IGLESIA Y ESTADO: EL LAICISMO QUE NO FUE

Los títulos de esta nota aspiran a plantear la cuestión conforme a los ejes trazados por la licenciada en Letras y periodista argentina Marta Vassallo, para quien “el logro de un Estado laico fue un objetivo de la dirigencia política argentina en el origen de la organización nacional”.

Vasallo es parte del Centro Cultural de la Memoria Haroldo Conti, con sede en las instalaciones recuperadas de lo que fue la Escuela de Mecánica de la Armada, en Buenos Aires, uno de los centros clandestinos de detención más activos durante la dictadura de 1976-1983. Entre sus investigaciones se encuentra el libro Eclipse parcial, publicado en 1999 y En nombre de la vida, editado por el colectivo Católicas por el Derecho a Decidir. Además está pronto a publicar un libro de ensayos titulado La terrible esperanza.

Vassallo expuso sus tesis acerca de este tema en la Universidad Nacional de Cuyo y recordó que doscientos años atrás, los grandes protagonistas de las ideas políticas nacionales pensaron un Estado que no estuviese signado por los destinos divinos, sino exclusivamente por la racionalidad que se erigía al calor de la modernidad. Impulsaron un proyecto de país de acuerdo a “los modelos de la Revolución francesa y la independencia norteamericana, los que inspiraron los procesos de descolonización del continente”.

◇ ◇ ◇ ◇

## CONSIGNA:
Copia sin ningún cambio el texto anterior sobre la Iglesia, el Estado y el laicismo en Argentina.

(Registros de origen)
◇ ◇ ◇ ◇

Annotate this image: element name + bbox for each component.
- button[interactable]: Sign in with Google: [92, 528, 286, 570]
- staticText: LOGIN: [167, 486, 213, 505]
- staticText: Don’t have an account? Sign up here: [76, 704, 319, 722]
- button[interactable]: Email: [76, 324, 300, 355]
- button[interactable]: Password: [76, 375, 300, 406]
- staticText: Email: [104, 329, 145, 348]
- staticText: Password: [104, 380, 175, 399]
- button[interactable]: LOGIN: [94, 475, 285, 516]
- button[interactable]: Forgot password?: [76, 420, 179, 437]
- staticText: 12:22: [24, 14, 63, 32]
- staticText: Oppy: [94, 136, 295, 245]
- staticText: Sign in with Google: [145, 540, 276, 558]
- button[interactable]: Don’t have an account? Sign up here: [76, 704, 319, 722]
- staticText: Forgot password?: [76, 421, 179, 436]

◇ ◇ ◇ ◇

## RESPUESTA:
IGLESIA Y ESTADO: EL LAICISMO QUE NO FUE

Los títulos de esta nota aspiran a plantear la cuestión conforme a los ejes trazados por la licenciada en Letras y periodista argentina Marta Vassallo, para quien “el logro de un Estado laico fue un objetivo de la dirigencia política argentina en el origen de la organización nacional”.

Vasallo es parte del Centro Cultural de la Memoria Haroldo Conti, con sede en las instalaciones recuperadas de lo que fue la Escuela de Mecánica de la Armada, en Buenos Aires, uno de los centros clandestinos de detención más activos durante la dictadura de 1976-1983. Entre sus investigaciones se encuentra el libro Eclipse parcial, publicado en 1999 y En nombre de la vida, editado por el colectivo Católicas por el Derecho a Decidir. Además está pronto a publicar un libro de ensayos titulado La terrible esperanza.

Vassallo expuso sus tesis acerca de este tema en la Universidad Nacional de Cuyo y recordó que doscientos años atrás, los grandes protagonistas de las ideas políticas nacionales pensaron un Estado que no estuviese signado por los destinos divinos, sino exclusivamente por la racionalidad que se erigía al calor de la modernidad. Impulsaron un proyecto de país de acuerdo a “los modelos de la Revolución francesa y la independencia norteamericana, los que inspiraron los procesos de descolonización del continente”.